** start **
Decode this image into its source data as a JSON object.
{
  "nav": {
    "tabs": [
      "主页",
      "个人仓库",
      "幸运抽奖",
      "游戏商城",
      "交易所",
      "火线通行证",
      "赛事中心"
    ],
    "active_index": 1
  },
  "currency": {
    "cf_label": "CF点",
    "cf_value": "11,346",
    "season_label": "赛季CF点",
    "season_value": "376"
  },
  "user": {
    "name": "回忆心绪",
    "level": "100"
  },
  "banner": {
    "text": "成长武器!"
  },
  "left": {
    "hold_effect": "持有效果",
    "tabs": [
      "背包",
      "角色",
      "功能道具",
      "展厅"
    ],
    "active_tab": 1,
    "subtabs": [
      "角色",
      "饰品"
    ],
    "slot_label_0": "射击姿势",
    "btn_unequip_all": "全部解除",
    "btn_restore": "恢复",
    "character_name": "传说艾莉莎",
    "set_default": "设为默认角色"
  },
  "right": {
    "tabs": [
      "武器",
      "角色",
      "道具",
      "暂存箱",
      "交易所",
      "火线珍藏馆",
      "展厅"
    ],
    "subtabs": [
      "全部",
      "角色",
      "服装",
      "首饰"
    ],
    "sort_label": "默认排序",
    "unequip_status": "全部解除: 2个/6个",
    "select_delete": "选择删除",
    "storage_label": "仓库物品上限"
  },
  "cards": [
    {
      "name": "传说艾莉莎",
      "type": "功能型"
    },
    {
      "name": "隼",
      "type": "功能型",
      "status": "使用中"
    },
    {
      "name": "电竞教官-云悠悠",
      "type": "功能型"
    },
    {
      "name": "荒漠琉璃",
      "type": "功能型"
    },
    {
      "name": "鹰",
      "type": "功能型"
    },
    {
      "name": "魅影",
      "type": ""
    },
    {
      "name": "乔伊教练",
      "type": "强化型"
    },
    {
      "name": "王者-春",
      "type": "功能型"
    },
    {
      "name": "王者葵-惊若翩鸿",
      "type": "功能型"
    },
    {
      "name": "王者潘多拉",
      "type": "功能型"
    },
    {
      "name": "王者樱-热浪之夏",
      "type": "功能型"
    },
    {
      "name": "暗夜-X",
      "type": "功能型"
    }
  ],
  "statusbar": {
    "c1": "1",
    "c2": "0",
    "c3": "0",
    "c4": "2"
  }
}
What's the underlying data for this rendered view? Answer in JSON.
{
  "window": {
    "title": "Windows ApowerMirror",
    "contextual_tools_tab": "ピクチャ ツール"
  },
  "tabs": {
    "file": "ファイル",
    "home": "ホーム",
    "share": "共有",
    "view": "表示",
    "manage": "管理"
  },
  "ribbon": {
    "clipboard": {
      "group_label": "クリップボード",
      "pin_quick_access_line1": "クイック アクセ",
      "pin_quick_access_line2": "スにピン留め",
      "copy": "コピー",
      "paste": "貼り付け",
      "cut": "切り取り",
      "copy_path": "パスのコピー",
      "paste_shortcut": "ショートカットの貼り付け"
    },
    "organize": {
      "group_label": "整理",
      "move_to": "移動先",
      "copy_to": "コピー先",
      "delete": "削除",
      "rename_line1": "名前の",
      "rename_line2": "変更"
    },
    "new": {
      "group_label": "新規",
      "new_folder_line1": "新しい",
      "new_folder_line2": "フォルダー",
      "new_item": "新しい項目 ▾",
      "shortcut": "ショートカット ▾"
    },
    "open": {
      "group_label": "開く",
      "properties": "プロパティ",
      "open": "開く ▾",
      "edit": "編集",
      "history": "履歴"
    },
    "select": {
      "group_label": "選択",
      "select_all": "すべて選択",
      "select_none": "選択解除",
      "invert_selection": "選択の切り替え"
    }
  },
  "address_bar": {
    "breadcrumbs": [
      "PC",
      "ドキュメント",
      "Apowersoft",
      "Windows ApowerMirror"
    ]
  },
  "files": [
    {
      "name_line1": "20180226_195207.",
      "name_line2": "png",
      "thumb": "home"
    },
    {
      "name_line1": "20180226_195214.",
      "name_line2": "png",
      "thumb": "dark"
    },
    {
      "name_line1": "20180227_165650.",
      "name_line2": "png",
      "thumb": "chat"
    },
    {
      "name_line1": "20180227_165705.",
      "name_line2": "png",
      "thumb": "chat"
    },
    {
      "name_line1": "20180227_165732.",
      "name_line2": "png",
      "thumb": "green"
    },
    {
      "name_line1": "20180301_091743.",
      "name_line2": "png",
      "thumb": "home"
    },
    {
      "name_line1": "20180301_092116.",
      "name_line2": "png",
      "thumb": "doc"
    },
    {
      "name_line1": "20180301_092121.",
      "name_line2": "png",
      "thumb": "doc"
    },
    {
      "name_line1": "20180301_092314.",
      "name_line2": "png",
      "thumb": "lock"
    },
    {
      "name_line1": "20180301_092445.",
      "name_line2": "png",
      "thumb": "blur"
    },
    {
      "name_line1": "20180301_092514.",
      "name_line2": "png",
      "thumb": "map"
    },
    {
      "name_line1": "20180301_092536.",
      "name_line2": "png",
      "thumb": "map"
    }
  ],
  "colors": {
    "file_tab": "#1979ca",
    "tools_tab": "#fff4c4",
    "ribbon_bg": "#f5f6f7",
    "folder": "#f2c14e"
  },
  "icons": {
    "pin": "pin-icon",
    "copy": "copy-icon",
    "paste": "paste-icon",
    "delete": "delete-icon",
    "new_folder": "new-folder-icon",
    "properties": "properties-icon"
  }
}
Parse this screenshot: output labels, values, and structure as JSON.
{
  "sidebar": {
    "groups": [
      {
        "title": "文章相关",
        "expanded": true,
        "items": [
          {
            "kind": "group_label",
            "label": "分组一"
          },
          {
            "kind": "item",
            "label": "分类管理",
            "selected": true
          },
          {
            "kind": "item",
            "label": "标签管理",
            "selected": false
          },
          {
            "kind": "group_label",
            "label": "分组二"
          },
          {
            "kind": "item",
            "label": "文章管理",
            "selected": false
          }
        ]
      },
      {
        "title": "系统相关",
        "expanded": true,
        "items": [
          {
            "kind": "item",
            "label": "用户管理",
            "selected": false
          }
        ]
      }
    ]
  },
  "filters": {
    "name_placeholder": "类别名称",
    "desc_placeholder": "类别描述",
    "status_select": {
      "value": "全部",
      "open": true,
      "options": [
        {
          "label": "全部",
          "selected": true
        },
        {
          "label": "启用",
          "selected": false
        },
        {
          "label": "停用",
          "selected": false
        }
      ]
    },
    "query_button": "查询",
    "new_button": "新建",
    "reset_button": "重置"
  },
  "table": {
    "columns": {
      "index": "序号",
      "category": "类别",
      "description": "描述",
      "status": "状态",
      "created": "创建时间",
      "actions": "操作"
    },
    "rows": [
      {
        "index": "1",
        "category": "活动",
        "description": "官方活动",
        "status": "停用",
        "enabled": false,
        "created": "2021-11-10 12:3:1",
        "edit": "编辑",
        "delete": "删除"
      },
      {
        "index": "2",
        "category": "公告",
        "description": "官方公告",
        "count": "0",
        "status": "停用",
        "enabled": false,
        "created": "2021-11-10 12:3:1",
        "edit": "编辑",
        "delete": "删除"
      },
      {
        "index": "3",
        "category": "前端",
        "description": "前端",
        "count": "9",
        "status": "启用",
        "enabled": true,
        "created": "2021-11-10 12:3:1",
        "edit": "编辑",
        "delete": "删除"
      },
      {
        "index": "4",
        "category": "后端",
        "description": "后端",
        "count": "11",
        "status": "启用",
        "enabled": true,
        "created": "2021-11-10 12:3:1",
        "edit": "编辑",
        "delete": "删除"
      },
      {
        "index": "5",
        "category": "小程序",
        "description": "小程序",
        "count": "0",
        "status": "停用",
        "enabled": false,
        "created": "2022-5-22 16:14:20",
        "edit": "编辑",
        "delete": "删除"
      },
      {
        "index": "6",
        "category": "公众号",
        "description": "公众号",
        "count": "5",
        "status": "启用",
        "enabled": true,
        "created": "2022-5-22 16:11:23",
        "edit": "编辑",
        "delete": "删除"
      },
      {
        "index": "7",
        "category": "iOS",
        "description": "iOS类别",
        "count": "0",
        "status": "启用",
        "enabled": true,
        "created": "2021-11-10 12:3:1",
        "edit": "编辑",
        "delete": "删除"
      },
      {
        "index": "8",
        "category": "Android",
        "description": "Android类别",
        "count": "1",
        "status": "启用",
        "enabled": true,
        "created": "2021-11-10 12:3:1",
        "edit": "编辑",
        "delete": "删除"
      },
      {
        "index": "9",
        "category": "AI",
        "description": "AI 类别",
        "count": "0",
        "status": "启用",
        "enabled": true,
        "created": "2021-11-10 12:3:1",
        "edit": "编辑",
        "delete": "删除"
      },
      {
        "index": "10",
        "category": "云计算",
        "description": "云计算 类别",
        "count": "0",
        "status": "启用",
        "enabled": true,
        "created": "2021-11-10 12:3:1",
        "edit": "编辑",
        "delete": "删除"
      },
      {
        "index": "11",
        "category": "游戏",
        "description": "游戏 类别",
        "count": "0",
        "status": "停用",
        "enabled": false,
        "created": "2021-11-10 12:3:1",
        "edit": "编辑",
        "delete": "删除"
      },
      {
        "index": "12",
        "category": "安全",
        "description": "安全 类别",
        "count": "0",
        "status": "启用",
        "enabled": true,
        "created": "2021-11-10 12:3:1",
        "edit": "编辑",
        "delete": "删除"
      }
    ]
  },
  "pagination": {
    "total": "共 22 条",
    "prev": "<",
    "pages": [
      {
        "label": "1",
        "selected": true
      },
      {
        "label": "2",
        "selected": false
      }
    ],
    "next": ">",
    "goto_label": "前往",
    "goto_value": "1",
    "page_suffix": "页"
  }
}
** end **
■ **What to produce**: Identify the lines in the entries that hold "this" and return each one.

■ **Final result**:
Decode this image into its source data as a JSON object.
What's the underlying data for this rendered view? Answer in JSON.
Parse this screenshot: output labels, values, and structure as JSON.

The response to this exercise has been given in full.